# [Task objective]
Using the records provided below, locate and copy each line that contains the word "pesticidů".

[Extracted data entries]
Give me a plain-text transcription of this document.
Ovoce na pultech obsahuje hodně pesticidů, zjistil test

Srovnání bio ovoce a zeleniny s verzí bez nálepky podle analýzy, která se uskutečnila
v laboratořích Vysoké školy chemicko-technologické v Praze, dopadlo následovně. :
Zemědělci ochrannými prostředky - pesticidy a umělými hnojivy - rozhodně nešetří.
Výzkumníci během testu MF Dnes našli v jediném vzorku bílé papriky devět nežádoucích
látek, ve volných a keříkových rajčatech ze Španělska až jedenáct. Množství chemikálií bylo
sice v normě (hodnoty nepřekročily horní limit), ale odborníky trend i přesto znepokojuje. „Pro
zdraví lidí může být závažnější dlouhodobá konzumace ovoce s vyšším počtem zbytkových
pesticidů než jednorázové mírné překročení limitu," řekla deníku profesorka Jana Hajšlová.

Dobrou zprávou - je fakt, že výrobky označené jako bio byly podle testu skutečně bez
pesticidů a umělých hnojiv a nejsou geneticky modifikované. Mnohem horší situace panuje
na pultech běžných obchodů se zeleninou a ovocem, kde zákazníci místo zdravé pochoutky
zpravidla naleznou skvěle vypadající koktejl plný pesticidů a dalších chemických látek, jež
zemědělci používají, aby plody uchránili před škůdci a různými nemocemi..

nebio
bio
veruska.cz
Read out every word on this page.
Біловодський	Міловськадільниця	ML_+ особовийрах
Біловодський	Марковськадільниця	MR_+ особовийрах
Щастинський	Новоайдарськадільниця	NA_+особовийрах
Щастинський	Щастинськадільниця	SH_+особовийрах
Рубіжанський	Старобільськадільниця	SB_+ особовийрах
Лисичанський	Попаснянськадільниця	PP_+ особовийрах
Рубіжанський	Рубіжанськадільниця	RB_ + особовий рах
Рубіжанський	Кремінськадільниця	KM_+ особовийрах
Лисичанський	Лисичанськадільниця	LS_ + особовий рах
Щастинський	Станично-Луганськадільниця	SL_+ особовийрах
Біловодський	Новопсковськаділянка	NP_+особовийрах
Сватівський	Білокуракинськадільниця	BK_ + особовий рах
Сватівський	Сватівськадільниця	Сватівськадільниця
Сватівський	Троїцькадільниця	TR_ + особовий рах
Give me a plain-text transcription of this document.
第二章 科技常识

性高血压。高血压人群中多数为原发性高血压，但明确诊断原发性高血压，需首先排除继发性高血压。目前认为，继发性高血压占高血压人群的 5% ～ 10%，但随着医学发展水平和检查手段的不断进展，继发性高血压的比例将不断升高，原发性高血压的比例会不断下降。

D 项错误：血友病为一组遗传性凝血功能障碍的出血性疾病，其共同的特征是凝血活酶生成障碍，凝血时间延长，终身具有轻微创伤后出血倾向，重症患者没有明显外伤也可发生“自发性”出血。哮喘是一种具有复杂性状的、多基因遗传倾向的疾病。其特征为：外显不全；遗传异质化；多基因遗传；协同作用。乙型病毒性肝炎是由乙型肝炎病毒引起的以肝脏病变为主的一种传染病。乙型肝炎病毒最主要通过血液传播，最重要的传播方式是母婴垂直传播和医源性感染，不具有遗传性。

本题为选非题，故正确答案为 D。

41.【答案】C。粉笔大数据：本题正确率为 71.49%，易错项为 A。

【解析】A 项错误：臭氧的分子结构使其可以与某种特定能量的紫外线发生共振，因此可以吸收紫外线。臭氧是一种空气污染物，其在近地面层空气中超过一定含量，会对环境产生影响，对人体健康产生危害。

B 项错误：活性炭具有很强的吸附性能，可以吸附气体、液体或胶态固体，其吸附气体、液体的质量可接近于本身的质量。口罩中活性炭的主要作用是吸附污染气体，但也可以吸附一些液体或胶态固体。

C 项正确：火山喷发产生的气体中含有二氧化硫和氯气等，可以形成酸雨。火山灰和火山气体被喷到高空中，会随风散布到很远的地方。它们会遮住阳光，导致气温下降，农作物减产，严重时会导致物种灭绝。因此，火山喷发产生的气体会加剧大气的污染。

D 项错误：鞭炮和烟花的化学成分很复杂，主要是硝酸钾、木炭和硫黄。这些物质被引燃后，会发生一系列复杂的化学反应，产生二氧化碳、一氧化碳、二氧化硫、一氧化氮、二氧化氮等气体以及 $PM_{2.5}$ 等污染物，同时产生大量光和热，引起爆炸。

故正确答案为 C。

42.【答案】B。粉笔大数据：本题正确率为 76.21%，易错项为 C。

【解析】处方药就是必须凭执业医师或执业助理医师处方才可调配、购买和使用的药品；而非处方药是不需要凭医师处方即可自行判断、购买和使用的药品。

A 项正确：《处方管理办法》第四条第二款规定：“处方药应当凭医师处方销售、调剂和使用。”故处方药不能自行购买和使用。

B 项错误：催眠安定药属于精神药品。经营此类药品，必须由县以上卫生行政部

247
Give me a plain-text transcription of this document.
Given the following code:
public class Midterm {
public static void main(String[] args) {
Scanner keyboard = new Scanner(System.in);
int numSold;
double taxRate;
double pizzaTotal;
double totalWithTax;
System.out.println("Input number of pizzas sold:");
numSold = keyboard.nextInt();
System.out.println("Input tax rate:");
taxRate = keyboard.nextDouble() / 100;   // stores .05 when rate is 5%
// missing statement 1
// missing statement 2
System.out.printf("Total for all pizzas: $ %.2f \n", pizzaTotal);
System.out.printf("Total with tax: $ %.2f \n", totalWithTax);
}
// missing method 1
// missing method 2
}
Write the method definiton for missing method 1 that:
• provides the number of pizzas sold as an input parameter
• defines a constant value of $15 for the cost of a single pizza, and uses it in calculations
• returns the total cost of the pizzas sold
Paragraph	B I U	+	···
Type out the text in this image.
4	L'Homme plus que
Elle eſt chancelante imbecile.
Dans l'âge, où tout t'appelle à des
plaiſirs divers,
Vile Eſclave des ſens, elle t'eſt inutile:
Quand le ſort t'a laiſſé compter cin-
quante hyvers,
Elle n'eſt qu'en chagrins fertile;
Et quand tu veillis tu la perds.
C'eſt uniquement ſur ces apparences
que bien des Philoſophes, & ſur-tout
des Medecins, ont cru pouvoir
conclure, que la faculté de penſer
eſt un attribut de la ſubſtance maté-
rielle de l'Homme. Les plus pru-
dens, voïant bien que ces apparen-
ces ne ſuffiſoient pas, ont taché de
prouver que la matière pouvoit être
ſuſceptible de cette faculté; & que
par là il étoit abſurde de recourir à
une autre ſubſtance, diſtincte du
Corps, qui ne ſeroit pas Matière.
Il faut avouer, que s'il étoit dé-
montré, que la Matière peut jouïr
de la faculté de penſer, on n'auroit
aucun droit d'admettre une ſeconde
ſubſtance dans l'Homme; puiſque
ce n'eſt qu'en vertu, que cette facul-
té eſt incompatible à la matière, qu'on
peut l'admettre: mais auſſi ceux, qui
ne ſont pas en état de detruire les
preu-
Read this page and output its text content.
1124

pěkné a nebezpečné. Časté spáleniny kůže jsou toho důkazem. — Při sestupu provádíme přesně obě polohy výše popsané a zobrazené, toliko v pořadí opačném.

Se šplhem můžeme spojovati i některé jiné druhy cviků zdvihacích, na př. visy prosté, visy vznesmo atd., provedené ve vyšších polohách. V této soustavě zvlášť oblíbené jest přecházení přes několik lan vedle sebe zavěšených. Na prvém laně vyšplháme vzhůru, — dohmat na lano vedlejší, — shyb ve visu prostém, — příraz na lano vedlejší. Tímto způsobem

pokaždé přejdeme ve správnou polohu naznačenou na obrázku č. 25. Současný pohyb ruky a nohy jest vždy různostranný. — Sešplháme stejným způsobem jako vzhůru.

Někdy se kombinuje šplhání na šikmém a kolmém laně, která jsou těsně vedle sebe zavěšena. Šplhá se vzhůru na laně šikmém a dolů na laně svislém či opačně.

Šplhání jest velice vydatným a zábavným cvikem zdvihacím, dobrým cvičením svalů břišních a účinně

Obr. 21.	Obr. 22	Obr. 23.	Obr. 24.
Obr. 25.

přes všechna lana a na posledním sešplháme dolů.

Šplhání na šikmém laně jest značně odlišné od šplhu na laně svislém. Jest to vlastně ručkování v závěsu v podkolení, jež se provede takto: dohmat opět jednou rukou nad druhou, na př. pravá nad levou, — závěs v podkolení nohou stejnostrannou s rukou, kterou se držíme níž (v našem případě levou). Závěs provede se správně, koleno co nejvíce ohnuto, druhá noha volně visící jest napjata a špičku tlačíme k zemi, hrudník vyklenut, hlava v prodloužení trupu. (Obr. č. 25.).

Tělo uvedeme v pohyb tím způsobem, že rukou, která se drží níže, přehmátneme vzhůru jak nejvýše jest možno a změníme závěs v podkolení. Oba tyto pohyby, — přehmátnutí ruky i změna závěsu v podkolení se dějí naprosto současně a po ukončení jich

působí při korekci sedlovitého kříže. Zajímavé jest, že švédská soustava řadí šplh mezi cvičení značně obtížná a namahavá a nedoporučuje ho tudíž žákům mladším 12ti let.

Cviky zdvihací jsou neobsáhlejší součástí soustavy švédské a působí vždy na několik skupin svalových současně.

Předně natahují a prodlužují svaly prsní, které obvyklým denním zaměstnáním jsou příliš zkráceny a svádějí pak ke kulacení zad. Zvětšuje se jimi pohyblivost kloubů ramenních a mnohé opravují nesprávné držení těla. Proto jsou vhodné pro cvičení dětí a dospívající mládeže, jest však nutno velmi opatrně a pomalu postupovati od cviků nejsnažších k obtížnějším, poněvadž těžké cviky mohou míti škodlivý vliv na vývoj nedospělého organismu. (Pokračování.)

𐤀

# [Reply to the exercise]
Ovoce na pultech obsahuje hodně pesticidů, zjistil test
pesticidů než jednorázové mírné překročení limitu," řekla deníku profesorka Jana Hajšlová.
pesticidů a umělých hnojiv a nejsou geneticky modifikované. Mnohem horší situace panuje
zpravidla naleznou skvěle vypadající koktejl plný pesticidů a dalších chemických látek, jež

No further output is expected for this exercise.